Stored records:

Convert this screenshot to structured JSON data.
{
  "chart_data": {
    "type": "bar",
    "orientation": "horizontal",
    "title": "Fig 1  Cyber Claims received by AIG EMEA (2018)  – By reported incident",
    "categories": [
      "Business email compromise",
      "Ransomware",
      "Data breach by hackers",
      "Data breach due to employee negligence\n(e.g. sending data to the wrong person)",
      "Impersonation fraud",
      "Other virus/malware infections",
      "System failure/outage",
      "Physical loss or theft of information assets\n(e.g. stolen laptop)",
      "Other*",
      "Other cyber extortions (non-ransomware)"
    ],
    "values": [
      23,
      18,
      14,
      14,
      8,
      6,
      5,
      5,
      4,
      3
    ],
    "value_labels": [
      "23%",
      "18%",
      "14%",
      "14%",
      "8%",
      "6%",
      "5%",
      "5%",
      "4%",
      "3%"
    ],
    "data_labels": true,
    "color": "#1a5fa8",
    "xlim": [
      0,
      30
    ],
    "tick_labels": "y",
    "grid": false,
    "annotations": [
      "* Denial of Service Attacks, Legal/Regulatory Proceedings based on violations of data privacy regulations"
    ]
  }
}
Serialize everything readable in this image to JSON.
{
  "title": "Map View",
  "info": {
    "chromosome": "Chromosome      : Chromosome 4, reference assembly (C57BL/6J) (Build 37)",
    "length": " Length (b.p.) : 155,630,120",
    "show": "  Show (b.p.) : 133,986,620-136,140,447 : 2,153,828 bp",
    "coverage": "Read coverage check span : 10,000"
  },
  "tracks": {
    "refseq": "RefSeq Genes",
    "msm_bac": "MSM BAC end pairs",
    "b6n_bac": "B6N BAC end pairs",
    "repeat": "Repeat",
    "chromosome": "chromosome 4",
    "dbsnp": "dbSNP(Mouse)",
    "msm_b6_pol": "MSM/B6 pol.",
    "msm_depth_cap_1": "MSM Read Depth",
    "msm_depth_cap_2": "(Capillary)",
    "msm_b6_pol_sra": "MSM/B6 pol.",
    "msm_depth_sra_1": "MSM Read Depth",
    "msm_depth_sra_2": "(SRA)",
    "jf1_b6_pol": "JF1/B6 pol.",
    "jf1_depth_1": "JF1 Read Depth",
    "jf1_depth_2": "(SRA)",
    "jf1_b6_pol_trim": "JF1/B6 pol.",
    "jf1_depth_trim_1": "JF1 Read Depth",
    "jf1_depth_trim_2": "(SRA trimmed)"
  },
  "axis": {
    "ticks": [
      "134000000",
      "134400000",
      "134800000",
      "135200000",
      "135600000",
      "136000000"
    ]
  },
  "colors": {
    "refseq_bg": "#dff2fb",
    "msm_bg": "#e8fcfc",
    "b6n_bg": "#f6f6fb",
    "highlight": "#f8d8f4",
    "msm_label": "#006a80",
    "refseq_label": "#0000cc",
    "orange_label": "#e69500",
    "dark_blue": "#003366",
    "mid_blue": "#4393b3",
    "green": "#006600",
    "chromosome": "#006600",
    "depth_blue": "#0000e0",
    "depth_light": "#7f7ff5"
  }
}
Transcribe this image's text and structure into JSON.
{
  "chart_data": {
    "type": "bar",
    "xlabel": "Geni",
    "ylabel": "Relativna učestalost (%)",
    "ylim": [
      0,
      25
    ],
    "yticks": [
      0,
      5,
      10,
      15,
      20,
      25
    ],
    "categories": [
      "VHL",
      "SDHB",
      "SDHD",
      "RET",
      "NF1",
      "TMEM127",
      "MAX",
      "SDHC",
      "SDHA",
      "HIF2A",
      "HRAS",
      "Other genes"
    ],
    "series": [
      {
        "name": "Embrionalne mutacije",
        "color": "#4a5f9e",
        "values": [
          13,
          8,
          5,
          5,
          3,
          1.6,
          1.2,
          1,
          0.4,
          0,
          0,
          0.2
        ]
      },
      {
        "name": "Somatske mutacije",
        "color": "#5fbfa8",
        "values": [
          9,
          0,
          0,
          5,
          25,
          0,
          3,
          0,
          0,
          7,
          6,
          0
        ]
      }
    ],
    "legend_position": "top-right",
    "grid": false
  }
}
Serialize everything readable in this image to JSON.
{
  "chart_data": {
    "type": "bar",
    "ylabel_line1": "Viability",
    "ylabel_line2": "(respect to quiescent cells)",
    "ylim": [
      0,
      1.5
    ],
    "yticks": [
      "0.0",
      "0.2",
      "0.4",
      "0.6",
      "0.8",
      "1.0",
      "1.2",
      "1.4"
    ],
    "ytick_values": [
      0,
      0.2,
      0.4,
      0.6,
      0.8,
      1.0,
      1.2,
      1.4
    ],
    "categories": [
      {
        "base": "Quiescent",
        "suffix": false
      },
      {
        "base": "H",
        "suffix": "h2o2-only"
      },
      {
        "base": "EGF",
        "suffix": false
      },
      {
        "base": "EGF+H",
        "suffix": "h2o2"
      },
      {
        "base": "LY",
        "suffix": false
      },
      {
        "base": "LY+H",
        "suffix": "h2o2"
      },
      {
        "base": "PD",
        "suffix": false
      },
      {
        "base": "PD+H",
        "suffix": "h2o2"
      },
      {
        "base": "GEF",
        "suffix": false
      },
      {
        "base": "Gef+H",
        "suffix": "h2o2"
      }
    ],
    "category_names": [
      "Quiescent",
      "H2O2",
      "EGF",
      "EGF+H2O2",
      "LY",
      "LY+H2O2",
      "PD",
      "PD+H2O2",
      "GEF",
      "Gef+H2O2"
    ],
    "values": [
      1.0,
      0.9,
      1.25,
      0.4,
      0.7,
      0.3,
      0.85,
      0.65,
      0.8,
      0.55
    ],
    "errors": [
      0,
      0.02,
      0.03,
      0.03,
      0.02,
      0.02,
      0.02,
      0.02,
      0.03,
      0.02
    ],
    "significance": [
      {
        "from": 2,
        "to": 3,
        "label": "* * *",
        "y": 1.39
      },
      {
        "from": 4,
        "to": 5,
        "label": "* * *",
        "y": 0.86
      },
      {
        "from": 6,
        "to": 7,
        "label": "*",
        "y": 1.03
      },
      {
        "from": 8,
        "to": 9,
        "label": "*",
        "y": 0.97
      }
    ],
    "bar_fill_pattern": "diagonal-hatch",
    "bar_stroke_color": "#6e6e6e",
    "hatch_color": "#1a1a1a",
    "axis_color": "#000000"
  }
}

Task brief. Above are some records; extract every one of them exactly.

Answer space.
Convert this screenshot to structured JSON data.
{
  "chart_data": {
    "type": "bar",
    "orientation": "horizontal",
    "title": "Fig 1  Cyber Claims received by AIG EMEA (2018)  – By reported incident",
    "categories": [
      "Business email compromise",
      "Ransomware",
      "Data breach by hackers",
      "Data breach due to employee negligence\n(e.g. sending data to the wrong person)",
      "Impersonation fraud",
      "Other virus/malware infections",
      "System failure/outage",
      "Physical loss or theft of information assets\n(e.g. stolen laptop)",
      "Other*",
      "Other cyber extortions (non-ransomware)"
    ],
    "values": [
      23,
      18,
      14,
      14,
      8,
      6,
      5,
      5,
      4,
      3
    ],
    "value_labels": [
      "23%",
      "18%",
      "14%",
      "14%",
      "8%",
      "6%",
      "5%",
      "5%",
      "4%",
      "3%"
    ],
    "data_labels": true,
    "color": "#1a5fa8",
    "xlim": [
      0,
      30
    ],
    "tick_labels": "y",
    "grid": false,
    "annotations": [
      "* Denial of Service Attacks, Legal/Regulatory Proceedings based on violations of data privacy regulations"
    ]
  }
}
Serialize everything readable in this image to JSON.
{
  "title": "Map View",
  "info": {
    "chromosome": "Chromosome      : Chromosome 4, reference assembly (C57BL/6J) (Build 37)",
    "length": " Length (b.p.) : 155,630,120",
    "show": "  Show (b.p.) : 133,986,620-136,140,447 : 2,153,828 bp",
    "coverage": "Read coverage check span : 10,000"
  },
  "tracks": {
    "refseq": "RefSeq Genes",
    "msm_bac": "MSM BAC end pairs",
    "b6n_bac": "B6N BAC end pairs",
    "repeat": "Repeat",
    "chromosome": "chromosome 4",
    "dbsnp": "dbSNP(Mouse)",
    "msm_b6_pol": "MSM/B6 pol.",
    "msm_depth_cap_1": "MSM Read Depth",
    "msm_depth_cap_2": "(Capillary)",
    "msm_b6_pol_sra": "MSM/B6 pol.",
    "msm_depth_sra_1": "MSM Read Depth",
    "msm_depth_sra_2": "(SRA)",
    "jf1_b6_pol": "JF1/B6 pol.",
    "jf1_depth_1": "JF1 Read Depth",
    "jf1_depth_2": "(SRA)",
    "jf1_b6_pol_trim": "JF1/B6 pol.",
    "jf1_depth_trim_1": "JF1 Read Depth",
    "jf1_depth_trim_2": "(SRA trimmed)"
  },
  "axis": {
    "ticks": [
      "134000000",
      "134400000",
      "134800000",
      "135200000",
      "135600000",
      "136000000"
    ]
  },
  "colors": {
    "refseq_bg": "#dff2fb",
    "msm_bg": "#e8fcfc",
    "b6n_bg": "#f6f6fb",
    "highlight": "#f8d8f4",
    "msm_label": "#006a80",
    "refseq_label": "#0000cc",
    "orange_label": "#e69500",
    "dark_blue": "#003366",
    "mid_blue": "#4393b3",
    "green": "#006600",
    "chromosome": "#006600",
    "depth_blue": "#0000e0",
    "depth_light": "#7f7ff5"
  }
}
Transcribe this image's text and structure into JSON.
{
  "chart_data": {
    "type": "bar",
    "xlabel": "Geni",
    "ylabel": "Relativna učestalost (%)",
    "ylim": [
      0,
      25
    ],
    "yticks": [
      0,
      5,
      10,
      15,
      20,
      25
    ],
    "categories": [
      "VHL",
      "SDHB",
      "SDHD",
      "RET",
      "NF1",
      "TMEM127",
      "MAX",
      "SDHC",
      "SDHA",
      "HIF2A",
      "HRAS",
      "Other genes"
    ],
    "series": [
      {
        "name": "Embrionalne mutacije",
        "color": "#4a5f9e",
        "values": [
          13,
          8,
          5,
          5,
          3,
          1.6,
          1.2,
          1,
          0.4,
          0,
          0,
          0.2
        ]
      },
      {
        "name": "Somatske mutacije",
        "color": "#5fbfa8",
        "values": [
          9,
          0,
          0,
          5,
          25,
          0,
          3,
          0,
          0,
          7,
          6,
          0
        ]
      }
    ],
    "legend_position": "top-right",
    "grid": false
  }
}
Serialize everything readable in this image to JSON.
{
  "chart_data": {
    "type": "bar",
    "ylabel_line1": "Viability",
    "ylabel_line2": "(respect to quiescent cells)",
    "ylim": [
      0,
      1.5
    ],
    "yticks": [
      "0.0",
      "0.2",
      "0.4",
      "0.6",
      "0.8",
      "1.0",
      "1.2",
      "1.4"
    ],
    "ytick_values": [
      0,
      0.2,
      0.4,
      0.6,
      0.8,
      1.0,
      1.2,
      1.4
    ],
    "categories": [
      {
        "base": "Quiescent",
        "suffix": false
      },
      {
        "base": "H",
        "suffix": "h2o2-only"
      },
      {
        "base": "EGF",
        "suffix": false
      },
      {
        "base": "EGF+H",
        "suffix": "h2o2"
      },
      {
        "base": "LY",
        "suffix": false
      },
      {
        "base": "LY+H",
        "suffix": "h2o2"
      },
      {
        "base": "PD",
        "suffix": false
      },
      {
        "base": "PD+H",
        "suffix": "h2o2"
      },
      {
        "base": "GEF",
        "suffix": false
      },
      {
        "base": "Gef+H",
        "suffix": "h2o2"
      }
    ],
    "category_names": [
      "Quiescent",
      "H2O2",
      "EGF",
      "EGF+H2O2",
      "LY",
      "LY+H2O2",
      "PD",
      "PD+H2O2",
      "GEF",
      "Gef+H2O2"
    ],
    "values": [
      1.0,
      0.9,
      1.25,
      0.4,
      0.7,
      0.3,
      0.85,
      0.65,
      0.8,
      0.55
    ],
    "errors": [
      0,
      0.02,
      0.03,
      0.03,
      0.02,
      0.02,
      0.02,
      0.02,
      0.03,
      0.02
    ],
    "significance": [
      {
        "from": 2,
        "to": 3,
        "label": "* * *",
        "y": 1.39
      },
      {
        "from": 4,
        "to": 5,
        "label": "* * *",
        "y": 0.86
      },
      {
        "from": 6,
        "to": 7,
        "label": "*",
        "y": 1.03
      },
      {
        "from": 8,
        "to": 9,
        "label": "*",
        "y": 0.97
      }
    ],
    "bar_fill_pattern": "diagonal-hatch",
    "bar_stroke_color": "#6e6e6e",
    "hatch_color": "#1a1a1a",
    "axis_color": "#000000"
  }
}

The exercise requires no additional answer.